Dataset excerpts:
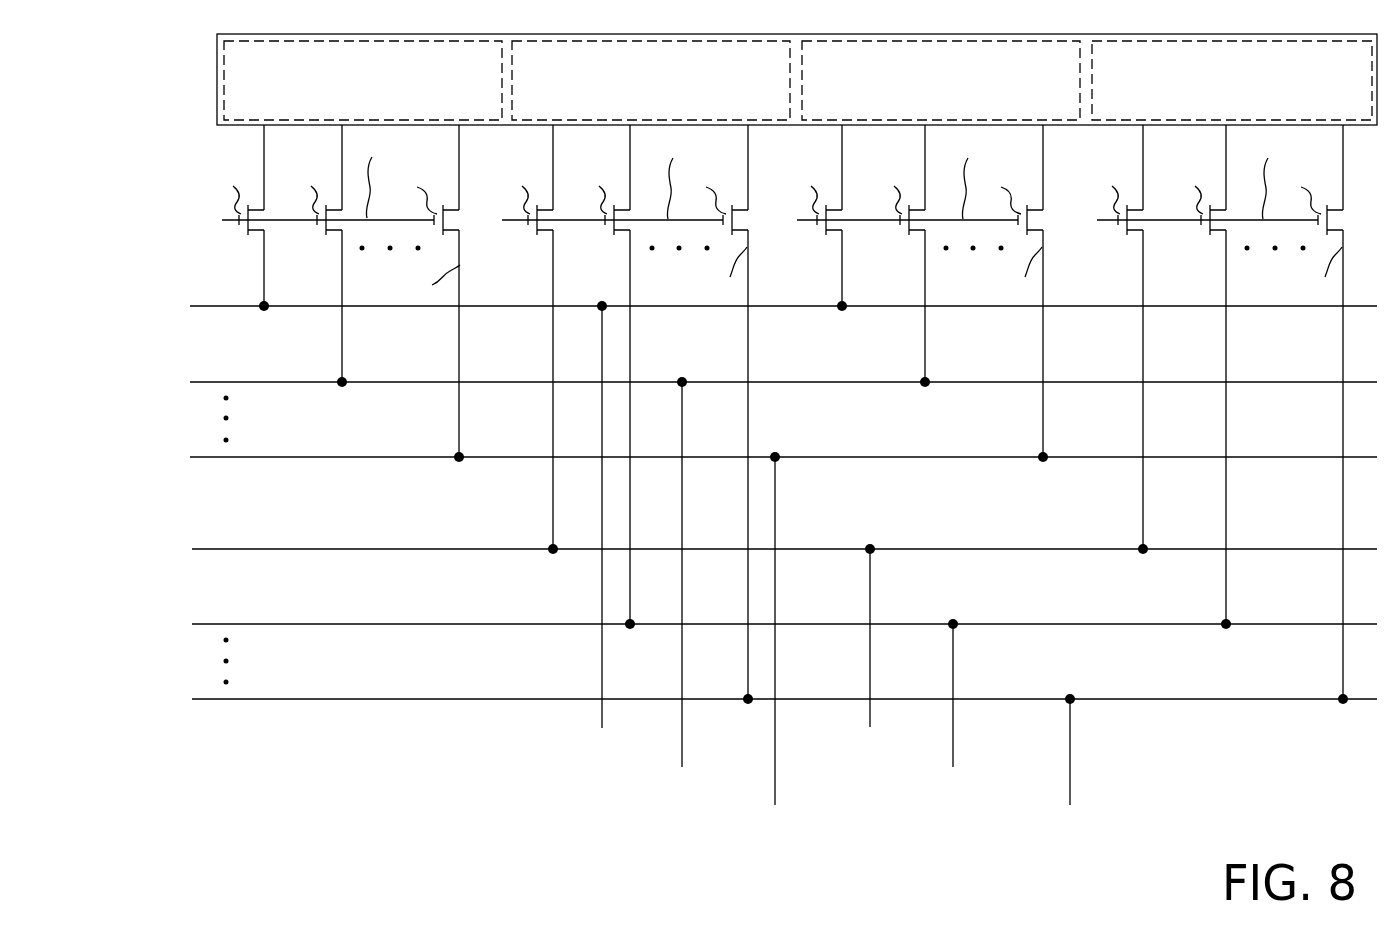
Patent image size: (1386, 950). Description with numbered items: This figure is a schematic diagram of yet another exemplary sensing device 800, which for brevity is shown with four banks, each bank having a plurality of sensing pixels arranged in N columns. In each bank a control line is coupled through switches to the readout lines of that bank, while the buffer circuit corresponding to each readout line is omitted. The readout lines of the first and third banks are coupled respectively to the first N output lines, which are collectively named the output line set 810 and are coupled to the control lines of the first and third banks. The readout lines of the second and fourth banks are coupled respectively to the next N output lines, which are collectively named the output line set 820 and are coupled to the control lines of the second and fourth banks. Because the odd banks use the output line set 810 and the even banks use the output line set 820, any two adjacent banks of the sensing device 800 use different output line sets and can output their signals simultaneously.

The sensing device 800 is at (63, 70).
The output line set 810 is at (87, 292).
The output line set 820 is at (87, 517).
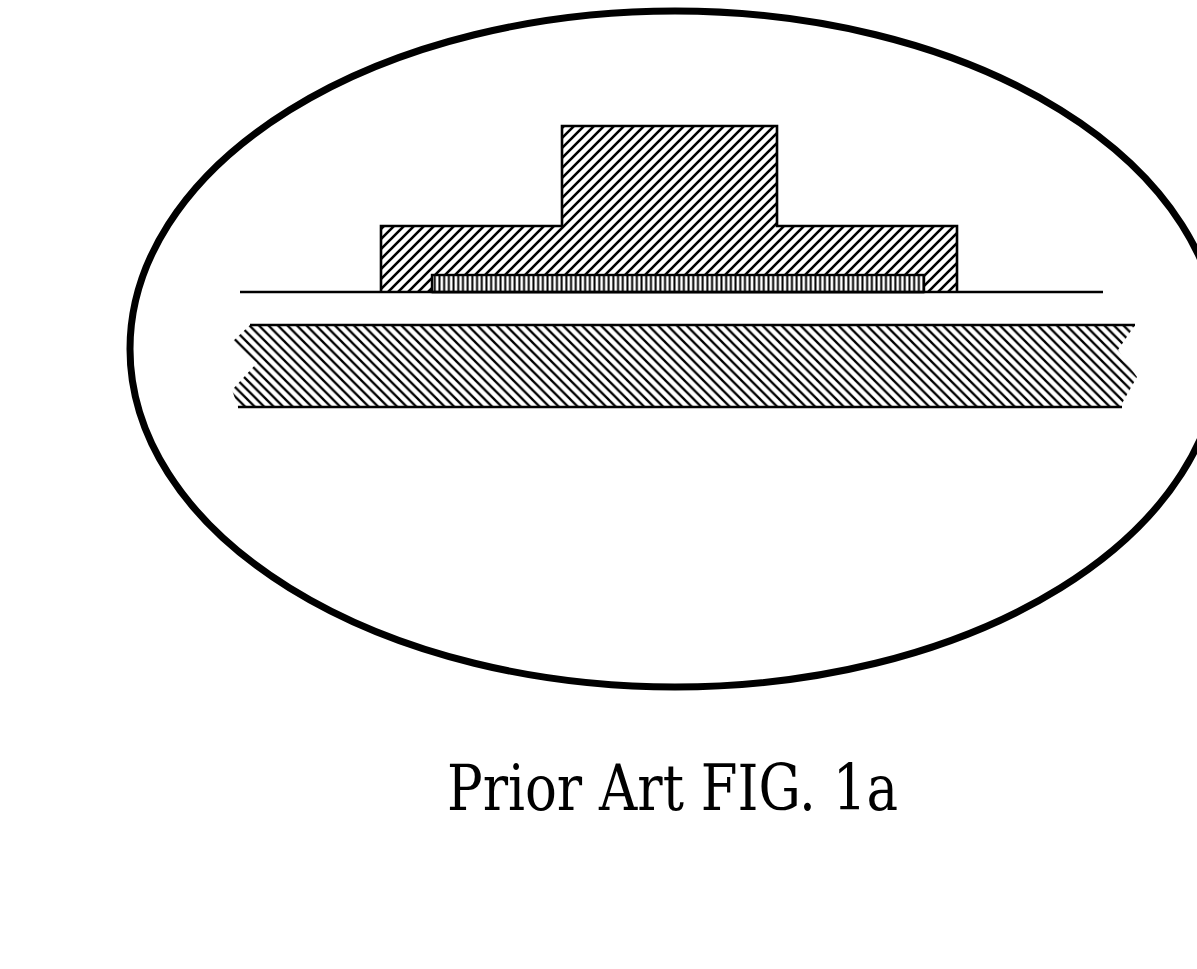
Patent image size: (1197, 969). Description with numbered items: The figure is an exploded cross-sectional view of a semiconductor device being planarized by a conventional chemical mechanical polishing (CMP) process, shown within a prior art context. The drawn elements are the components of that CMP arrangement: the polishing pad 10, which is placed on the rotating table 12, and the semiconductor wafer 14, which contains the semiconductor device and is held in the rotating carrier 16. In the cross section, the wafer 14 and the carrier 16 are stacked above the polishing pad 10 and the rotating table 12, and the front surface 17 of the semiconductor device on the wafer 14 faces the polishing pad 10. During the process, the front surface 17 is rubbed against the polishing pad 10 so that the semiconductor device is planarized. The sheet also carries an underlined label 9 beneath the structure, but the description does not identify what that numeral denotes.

The prior art semiconductor device 9 is at (691, 557).
The polishing pad 10 is at (348, 309).
The rotating table 12 is at (378, 391).
The semiconductor wafer 14 is at (874, 276).
The rotating carrier 16 is at (550, 238).
The front surface 17 is at (792, 294).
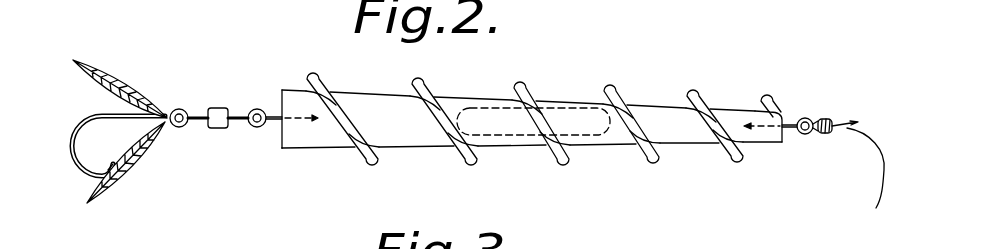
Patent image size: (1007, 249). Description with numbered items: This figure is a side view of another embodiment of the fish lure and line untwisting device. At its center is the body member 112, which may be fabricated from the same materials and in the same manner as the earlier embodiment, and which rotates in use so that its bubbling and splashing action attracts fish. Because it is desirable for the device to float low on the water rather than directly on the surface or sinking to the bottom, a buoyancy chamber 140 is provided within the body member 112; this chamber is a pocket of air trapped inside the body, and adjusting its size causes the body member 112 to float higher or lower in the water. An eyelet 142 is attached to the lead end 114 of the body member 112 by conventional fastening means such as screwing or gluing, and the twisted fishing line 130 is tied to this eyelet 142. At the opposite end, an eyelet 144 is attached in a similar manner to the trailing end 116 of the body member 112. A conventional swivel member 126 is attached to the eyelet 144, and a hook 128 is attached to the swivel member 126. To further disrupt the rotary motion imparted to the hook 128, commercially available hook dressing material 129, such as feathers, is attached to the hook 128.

The body member 112 is at (325, 140).
The lead end 114 is at (790, 96).
The trailing end 116 is at (281, 149).
The swivel member 126 is at (216, 107).
The hook 128 is at (72, 152).
The hook dressing material 129 is at (114, 80).
The twisted fishing line 130 is at (859, 175).
The buoyancy chamber 140 is at (515, 136).
The eyelet 142 is at (800, 134).
The eyelet 144 is at (257, 109).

STATED GOAL.
Print every line of the items above word for word, leaving out the pictures.

WRITTEN ANSWER.
Patent image size: (1386, 950). Description with numbered items: This figure is a schematic diagram of yet another exemplary sensing device 800, which for brevity is shown with four banks, each bank having a plurality of sensing pixels arranged in N columns. In each bank a control line is coupled through switches to the readout lines of that bank, while the buffer circuit corresponding to each readout line is omitted. The readout lines of the first and third banks are coupled respectively to the first N output lines, which are collectively named the output line set 810 and are coupled to the control lines of the first and third banks. The readout lines of the second and fourth banks are coupled respectively to the next N output lines, which are collectively named the output line set 820 and are coupled to the control lines of the second and fourth banks. Because the odd banks use the output line set 810 and the even banks use the output line set 820, any two adjacent banks of the sensing device 800 use different output line sets and can output their signals simultaneously.

The sensing device 800 is at (63, 70).
The output line set 810 is at (87, 292).
The output line set 820 is at (87, 517).
Patent image size: (1197, 969). Description with numbered items: The figure is an exploded cross-sectional view of a semiconductor device being planarized by a conventional chemical mechanical polishing (CMP) process, shown within a prior art context. The drawn elements are the components of that CMP arrangement: the polishing pad 10, which is placed on the rotating table 12, and the semiconductor wafer 14, which contains the semiconductor device and is held in the rotating carrier 16. In the cross section, the wafer 14 and the carrier 16 are stacked above the polishing pad 10 and the rotating table 12, and the front surface 17 of the semiconductor device on the wafer 14 faces the polishing pad 10. During the process, the front surface 17 is rubbed against the polishing pad 10 so that the semiconductor device is planarized. The sheet also carries an underlined label 9 beneath the structure, but the description does not identify what that numeral denotes.

The prior art semiconductor device 9 is at (691, 557).
The polishing pad 10 is at (348, 309).
The rotating table 12 is at (378, 391).
The semiconductor wafer 14 is at (874, 276).
The rotating carrier 16 is at (550, 238).
The front surface 17 is at (792, 294).
Patent image size: (1007, 249). Description with numbered items: This figure is a side view of another embodiment of the fish lure and line untwisting device. At its center is the body member 112, which may be fabricated from the same materials and in the same manner as the earlier embodiment, and which rotates in use so that its bubbling and splashing action attracts fish. Because it is desirable for the device to float low on the water rather than directly on the surface or sinking to the bottom, a buoyancy chamber 140 is provided within the body member 112; this chamber is a pocket of air trapped inside the body, and adjusting its size causes the body member 112 to float higher or lower in the water. An eyelet 142 is attached to the lead end 114 of the body member 112 by conventional fastening means such as screwing or gluing, and the twisted fishing line 130 is tied to this eyelet 142. At the opposite end, an eyelet 144 is attached in a similar manner to the trailing end 116 of the body member 112. A conventional swivel member 126 is attached to the eyelet 144, and a hook 128 is attached to the swivel member 126. To further disrupt the rotary motion imparted to the hook 128, commercially available hook dressing material 129, such as feathers, is attached to the hook 128.

The body member 112 is at (325, 140).
The lead end 114 is at (790, 96).
The trailing end 116 is at (281, 149).
The swivel member 126 is at (216, 107).
The hook 128 is at (72, 152).
The hook dressing material 129 is at (114, 80).
The twisted fishing line 130 is at (859, 175).
The buoyancy chamber 140 is at (515, 136).
The eyelet 142 is at (800, 134).
The eyelet 144 is at (257, 109).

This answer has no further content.